• **Exercise prompt**
Collect all lines from the listing that include the string "Pass".

** Start of Data supplied **

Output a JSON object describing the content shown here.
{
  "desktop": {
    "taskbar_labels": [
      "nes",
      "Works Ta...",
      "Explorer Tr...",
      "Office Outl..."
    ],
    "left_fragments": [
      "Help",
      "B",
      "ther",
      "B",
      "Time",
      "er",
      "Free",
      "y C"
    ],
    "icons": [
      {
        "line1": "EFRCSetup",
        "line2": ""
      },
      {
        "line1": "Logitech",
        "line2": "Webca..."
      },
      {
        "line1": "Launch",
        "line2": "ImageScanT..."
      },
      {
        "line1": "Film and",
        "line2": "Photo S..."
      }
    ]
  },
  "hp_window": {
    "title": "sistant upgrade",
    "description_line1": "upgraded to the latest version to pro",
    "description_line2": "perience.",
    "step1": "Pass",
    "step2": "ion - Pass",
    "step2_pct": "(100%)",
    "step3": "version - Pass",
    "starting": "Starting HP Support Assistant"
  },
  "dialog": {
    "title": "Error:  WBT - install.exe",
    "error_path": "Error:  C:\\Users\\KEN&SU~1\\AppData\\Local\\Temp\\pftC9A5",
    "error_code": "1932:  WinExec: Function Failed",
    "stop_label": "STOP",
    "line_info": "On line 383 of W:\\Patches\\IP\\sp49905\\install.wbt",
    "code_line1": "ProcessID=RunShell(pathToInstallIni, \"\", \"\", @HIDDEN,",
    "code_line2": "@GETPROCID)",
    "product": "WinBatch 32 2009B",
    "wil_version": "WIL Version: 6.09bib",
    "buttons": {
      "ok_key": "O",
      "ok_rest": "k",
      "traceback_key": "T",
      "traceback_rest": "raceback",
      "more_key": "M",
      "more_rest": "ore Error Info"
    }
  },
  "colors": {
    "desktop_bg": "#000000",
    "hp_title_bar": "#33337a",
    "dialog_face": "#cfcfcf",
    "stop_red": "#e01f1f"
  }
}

** End of Data supplied **

• **Written answer**
    "step1": "Pass",
    "step2": "ion - Pass",
    "step3": "version - Pass",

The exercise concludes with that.